++++ TRECHO DO TEXTO

Nós precisamos fazer o que é nosso. Porque na hora em que a gente entrar em crise, em guerra,
ninguém vai dar nada para nós. Então nós temos que ter aqui. Agora, a cooperação ela faz parte
disso. Por quê? Porque a ameaça, independente de onde ela venha, é uma ameaça não só a
nós, mas a outros que estão juntos conosco.
Essa coexistência, essa forma de atuar, ela possibilita que você, em bloco possa se defender de uma ameaça. Por exemplo, se eu não tenho condições de desenvolver determinada indústria
aqui, mas tenho condições de desenvolver no país vizinho e nós trabalhamos contra a ameaça
significativa para nós dois, esse intercâmbio possibilita que na hora da crise nós dois estejamos juntos. É importante que a gente tenha e vislumbre aonde nós podemos ter os alicerces para fazer uma Defesa comum.
- Sempre se disse que o Brasil é um país amigo, que não tem conflito com ninguém e que nunca
será alvo de um atentado terrorista. Dá para concordar com essa visão?
Eu não concordo com isso por que isso é uma iniciativa do ponto de vista brasileiro. O Brasil não vai atacar ninguém. O Brasil é amigo de todo mundo. O Brasil gosta de todo mundo. Mas eu não
posso garantir que os outros pensem da mesma forma com relação ao Brasil.
Daí a necessidade de estarmos prevenidos e prontos para o que vier a acontecer. Eu não posso
deitar na cama e dizer: "sou amigo de todo mundo então o meu vizinho jamais vai me dar uma
bordoada". Nós não fazemos isso em casa. Você tranca a sua porta de noite. Mas você é amigo
de todo mundo.
Você se dá bem com todo mundo mas você não sabe quais são as intenções do cara que está do
seu lado, nem do outro que está do outro lado da rua e nem daquele que você nem conhece.
Então você tem que trancar a sua porta. Você não sabe o que vai acontecer. Então você toma as
suas medidas de Defesa para garantir a sua segurança dentro de casa, para não deixar que
ninguém entre.
- Se o Brasil fosse alvo de alguma ameaça, qual seria a capacidade de reação do país? Quias as
realidades da Aeronáutica, Marinha e Exército?
As três forças têm seus núcleos de manutenção, de adestramento e de operatividade. Evidentemente, vai depender de quem seria esta ameaça. A grande vantagem do sistema de Defesa pronto é a dissuasão. É evitar que essa ameaça se transforme numa ameaça militar.
Porque se eu tenho poder suficiente para dissuadi-lo ele fica quietinho. Ele fica no terreno da
verbalidade ou da diplomacia, aí tudo bem. Se houver uma crise que descampe efetivamente
para o uso das Forças Armadas aí vai depender de quem seja o oponente.

++++++++
++++ LINHAS DE DADOS

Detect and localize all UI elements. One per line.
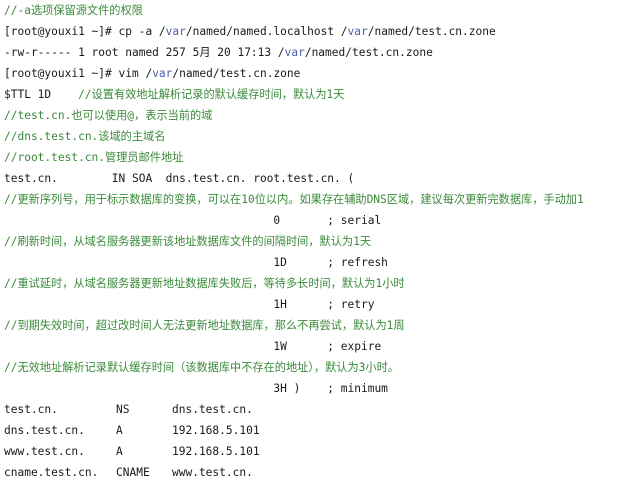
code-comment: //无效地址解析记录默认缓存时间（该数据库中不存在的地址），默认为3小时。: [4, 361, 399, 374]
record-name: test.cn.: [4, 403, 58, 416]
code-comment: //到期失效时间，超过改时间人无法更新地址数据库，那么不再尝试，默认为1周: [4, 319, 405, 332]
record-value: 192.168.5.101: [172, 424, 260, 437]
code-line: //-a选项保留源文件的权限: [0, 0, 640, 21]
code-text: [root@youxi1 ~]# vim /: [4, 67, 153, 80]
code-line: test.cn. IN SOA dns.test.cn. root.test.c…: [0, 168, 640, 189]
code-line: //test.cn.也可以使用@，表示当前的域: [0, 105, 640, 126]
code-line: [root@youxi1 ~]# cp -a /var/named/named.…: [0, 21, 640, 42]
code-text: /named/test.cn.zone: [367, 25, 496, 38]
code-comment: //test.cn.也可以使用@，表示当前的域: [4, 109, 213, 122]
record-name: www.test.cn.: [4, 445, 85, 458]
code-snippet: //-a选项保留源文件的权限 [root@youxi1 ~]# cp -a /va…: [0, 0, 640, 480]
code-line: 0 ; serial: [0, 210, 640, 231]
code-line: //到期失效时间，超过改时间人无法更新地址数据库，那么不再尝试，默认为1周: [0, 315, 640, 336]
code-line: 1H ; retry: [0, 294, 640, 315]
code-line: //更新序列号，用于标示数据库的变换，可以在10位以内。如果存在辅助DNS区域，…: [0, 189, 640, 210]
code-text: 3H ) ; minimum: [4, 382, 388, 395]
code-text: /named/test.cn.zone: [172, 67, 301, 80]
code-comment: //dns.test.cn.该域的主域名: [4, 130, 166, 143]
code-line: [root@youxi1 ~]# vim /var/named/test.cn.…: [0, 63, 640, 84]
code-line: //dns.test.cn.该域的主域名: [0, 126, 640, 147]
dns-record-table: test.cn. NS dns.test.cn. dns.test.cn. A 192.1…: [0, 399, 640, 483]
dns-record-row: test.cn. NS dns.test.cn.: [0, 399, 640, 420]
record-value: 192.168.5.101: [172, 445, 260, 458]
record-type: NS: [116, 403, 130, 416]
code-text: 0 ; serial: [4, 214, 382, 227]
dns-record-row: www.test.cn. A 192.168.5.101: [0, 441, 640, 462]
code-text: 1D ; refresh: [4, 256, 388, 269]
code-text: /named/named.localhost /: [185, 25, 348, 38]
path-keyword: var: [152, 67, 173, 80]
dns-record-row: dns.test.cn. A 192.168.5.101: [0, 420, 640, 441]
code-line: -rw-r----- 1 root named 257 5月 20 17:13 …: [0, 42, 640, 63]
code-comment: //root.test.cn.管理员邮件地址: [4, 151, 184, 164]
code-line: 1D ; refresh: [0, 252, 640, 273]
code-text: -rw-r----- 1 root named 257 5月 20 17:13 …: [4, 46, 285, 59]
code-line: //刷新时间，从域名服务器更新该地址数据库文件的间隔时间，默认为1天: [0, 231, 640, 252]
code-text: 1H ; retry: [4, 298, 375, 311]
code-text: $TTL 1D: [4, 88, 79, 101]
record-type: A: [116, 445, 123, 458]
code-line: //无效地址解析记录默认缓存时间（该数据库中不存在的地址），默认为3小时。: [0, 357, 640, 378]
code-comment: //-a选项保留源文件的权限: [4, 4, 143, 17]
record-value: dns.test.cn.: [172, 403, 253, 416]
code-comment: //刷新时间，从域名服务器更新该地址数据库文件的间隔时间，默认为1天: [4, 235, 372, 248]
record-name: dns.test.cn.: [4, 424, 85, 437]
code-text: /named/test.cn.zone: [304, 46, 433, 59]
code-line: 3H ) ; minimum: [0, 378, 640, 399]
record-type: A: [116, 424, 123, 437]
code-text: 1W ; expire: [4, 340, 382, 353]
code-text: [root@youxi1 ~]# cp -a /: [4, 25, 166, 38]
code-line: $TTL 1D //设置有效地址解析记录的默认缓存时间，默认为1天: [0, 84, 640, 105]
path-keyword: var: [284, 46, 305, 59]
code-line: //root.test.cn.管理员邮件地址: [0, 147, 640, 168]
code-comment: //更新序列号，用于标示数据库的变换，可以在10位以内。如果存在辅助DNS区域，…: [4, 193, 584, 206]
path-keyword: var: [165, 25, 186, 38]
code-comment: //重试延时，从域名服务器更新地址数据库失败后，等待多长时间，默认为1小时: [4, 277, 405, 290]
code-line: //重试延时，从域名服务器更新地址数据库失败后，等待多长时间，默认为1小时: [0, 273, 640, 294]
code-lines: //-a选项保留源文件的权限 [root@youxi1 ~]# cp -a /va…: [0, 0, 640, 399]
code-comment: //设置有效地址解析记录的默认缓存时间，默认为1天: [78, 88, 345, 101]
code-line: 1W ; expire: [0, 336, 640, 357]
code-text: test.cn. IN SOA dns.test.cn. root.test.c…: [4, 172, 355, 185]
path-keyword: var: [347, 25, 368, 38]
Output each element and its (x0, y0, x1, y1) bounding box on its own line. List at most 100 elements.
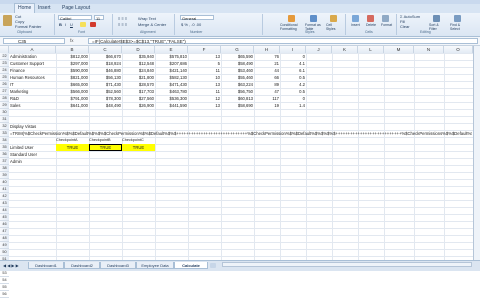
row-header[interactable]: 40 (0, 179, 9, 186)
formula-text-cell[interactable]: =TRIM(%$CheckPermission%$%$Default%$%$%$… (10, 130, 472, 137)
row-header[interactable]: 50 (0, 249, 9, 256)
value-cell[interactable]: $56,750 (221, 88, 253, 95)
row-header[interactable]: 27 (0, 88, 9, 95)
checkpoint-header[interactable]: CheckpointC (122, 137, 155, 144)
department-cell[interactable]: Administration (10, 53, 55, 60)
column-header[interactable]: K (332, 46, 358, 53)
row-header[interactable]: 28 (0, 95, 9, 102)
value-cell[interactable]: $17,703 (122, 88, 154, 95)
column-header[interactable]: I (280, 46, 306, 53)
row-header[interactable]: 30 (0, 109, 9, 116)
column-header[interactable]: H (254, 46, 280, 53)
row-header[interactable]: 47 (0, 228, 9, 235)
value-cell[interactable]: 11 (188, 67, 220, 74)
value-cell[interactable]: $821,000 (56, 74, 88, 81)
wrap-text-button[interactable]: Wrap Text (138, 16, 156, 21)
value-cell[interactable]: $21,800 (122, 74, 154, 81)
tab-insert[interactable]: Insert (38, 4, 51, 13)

++++++++

TAREFA 1:
No trecho da entrevista sobre defesa, qual é apontada como a grande vantagem do sistema de Defesa pronto?
TAREFA 2:
Transcreva fielmente a parte do trecho sobre defesa que começa em "- Sempre se" e termina em "relação ao Brasil.".

RESPOSTA 1:
A dissuasão.

RESPOSTA 2:
- Sempre se disse que o Brasil é um país amigo, que não tem conflito com ninguém e que nunca
será alvo de um atentado terrorista. Dá para concordar com essa visão?
Eu não concordo com isso por que isso é uma iniciativa do ponto de vista brasileiro. O Brasil não vai atacar ninguém. O Brasil é amigo de todo mundo. O Brasil gosta de todo mundo. Mas eu não
posso garantir que os outros pensem da mesma forma com relação ao Brasil.